*Challenge:*
Could you repeat, word for word, every line from the one containing "What does this" through the final line of the records below, and nothing else?

[Stored dataset items]
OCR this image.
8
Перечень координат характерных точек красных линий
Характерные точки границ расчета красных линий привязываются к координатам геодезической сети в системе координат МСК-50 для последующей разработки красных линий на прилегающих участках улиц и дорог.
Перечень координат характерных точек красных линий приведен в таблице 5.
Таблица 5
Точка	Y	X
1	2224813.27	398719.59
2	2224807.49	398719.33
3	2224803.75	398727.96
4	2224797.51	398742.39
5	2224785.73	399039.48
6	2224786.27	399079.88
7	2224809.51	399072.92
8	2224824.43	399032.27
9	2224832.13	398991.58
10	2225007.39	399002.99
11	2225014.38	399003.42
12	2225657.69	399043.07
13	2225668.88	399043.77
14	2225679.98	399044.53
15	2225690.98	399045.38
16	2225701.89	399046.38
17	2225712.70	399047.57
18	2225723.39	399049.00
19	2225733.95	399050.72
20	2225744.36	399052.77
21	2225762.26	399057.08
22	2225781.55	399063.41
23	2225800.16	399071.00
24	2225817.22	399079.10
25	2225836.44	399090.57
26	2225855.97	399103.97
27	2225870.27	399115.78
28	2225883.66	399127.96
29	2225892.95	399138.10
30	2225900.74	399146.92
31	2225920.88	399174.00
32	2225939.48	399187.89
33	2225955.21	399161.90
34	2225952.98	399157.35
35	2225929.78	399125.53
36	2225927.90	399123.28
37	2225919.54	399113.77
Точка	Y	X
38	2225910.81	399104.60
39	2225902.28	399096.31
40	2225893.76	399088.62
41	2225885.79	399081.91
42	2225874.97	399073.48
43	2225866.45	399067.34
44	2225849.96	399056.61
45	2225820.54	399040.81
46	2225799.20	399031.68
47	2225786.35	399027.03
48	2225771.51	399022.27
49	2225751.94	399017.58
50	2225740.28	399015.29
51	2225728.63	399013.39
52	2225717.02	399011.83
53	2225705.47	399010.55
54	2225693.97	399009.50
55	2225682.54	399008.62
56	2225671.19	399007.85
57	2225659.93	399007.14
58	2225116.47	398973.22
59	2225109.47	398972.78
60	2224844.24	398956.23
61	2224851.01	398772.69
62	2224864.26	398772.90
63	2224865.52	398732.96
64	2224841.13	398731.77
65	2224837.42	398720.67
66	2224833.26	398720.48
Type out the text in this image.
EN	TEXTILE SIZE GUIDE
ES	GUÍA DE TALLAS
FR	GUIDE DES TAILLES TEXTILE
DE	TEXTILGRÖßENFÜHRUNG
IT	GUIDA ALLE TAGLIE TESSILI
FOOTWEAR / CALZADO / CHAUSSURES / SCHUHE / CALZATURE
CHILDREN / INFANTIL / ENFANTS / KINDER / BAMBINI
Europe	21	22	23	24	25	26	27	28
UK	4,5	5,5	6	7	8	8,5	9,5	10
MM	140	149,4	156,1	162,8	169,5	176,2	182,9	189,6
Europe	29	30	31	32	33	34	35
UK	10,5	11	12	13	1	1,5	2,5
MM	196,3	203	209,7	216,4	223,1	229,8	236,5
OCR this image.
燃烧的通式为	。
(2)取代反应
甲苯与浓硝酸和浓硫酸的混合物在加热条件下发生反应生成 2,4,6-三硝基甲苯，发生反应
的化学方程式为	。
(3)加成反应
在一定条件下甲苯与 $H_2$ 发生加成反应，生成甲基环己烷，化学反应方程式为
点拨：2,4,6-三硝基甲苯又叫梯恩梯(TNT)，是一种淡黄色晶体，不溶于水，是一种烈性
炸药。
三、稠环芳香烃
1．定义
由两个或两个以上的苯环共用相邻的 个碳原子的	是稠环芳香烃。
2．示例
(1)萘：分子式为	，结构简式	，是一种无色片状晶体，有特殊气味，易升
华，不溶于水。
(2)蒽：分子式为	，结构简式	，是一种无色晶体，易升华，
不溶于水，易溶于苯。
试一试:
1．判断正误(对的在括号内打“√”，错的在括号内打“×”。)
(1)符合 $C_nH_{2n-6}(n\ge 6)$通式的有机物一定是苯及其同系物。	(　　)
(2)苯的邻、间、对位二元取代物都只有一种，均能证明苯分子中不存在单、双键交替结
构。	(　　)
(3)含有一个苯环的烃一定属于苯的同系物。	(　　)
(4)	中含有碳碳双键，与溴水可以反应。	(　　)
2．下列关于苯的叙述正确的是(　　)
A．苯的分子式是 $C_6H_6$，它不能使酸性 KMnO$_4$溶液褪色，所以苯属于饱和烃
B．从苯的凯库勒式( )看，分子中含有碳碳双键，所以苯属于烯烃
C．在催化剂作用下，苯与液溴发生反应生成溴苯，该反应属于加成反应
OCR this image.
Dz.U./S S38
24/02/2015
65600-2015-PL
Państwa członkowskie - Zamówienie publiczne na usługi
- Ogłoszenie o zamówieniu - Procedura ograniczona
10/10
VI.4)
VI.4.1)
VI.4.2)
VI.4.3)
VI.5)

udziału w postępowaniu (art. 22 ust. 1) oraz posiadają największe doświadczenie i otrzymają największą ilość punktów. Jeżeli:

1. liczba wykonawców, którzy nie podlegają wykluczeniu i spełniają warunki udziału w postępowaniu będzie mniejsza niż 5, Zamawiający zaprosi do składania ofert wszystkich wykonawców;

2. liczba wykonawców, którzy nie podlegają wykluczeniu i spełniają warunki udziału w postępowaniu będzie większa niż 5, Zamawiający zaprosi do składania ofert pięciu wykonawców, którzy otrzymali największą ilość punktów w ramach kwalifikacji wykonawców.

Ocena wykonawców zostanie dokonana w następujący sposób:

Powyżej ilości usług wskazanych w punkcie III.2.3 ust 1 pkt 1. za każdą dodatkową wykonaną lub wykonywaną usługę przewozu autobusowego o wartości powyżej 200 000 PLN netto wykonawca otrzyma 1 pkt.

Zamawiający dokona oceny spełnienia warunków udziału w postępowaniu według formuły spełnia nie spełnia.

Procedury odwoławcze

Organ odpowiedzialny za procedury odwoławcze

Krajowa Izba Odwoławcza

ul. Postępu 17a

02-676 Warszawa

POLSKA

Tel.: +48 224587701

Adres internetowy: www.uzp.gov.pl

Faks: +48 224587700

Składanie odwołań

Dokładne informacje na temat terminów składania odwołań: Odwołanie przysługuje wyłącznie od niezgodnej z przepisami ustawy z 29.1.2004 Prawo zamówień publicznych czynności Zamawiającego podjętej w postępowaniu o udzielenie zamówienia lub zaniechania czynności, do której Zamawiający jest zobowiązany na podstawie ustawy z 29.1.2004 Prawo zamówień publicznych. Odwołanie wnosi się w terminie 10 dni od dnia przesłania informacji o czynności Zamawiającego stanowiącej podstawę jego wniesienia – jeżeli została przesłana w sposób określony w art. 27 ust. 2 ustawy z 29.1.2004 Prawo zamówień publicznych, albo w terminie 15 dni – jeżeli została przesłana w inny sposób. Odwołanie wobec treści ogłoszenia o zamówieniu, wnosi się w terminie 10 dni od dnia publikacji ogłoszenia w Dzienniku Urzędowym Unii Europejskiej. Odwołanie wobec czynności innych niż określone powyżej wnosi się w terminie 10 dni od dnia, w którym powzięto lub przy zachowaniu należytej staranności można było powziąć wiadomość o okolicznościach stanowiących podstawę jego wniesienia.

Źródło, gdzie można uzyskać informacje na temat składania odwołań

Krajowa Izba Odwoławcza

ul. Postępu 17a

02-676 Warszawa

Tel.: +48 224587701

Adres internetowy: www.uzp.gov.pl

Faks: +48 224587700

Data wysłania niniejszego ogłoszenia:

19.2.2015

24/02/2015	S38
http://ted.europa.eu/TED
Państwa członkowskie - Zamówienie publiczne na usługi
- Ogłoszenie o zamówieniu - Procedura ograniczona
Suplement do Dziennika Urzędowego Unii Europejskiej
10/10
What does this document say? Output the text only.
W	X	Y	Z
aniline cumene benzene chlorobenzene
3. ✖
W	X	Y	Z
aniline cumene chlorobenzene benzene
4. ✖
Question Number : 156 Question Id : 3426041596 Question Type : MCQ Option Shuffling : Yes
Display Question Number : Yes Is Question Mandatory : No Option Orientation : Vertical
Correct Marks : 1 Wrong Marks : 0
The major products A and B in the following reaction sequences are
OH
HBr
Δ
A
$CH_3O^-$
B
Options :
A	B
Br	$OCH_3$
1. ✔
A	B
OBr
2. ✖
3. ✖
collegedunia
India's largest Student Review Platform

*Task output:*
What does this document say? Output the text only.
W	X	Y	Z
aniline cumene benzene chlorobenzene
3. ✖
W	X	Y	Z
aniline cumene chlorobenzene benzene
4. ✖
Question Number : 156 Question Id : 3426041596 Question Type : MCQ Option Shuffling : Yes
Display Question Number : Yes Is Question Mandatory : No Option Orientation : Vertical
Correct Marks : 1 Wrong Marks : 0
The major products A and B in the following reaction sequences are
OH
HBr
Δ
A
$CH_3O^-$
B
Options :
A	B
Br	$OCH_3$
1. ✔
A	B
OBr
2. ✖
3. ✖
collegedunia
India's largest Student Review Platform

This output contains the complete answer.